**Work required**
In the listing that follows, count each line containing the string "inequalities" and report only the count.
***** Supplied data
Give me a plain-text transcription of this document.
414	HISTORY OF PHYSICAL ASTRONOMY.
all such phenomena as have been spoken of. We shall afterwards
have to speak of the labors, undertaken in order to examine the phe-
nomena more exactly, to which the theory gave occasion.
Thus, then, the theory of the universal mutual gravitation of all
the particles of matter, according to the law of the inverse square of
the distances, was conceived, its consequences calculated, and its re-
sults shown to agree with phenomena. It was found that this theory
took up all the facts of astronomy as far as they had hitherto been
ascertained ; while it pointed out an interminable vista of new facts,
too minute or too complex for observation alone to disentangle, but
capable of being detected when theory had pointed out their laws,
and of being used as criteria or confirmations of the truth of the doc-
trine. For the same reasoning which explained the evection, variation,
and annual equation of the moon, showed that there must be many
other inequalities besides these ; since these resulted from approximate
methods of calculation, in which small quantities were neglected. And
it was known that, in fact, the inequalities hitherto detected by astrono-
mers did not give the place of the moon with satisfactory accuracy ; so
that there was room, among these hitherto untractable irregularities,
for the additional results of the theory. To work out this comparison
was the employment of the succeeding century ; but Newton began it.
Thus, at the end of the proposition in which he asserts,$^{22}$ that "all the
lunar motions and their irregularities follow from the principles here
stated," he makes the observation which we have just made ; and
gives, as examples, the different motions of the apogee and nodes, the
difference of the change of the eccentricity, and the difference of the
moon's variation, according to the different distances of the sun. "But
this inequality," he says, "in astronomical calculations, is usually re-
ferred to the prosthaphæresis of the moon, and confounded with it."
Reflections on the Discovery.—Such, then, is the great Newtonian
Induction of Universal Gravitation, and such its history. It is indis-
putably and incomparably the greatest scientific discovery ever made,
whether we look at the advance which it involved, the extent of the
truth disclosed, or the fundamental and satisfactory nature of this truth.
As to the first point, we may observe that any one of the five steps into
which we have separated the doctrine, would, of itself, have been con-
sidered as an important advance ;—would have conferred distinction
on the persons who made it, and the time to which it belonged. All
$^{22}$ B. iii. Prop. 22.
**********
**Expected output**
2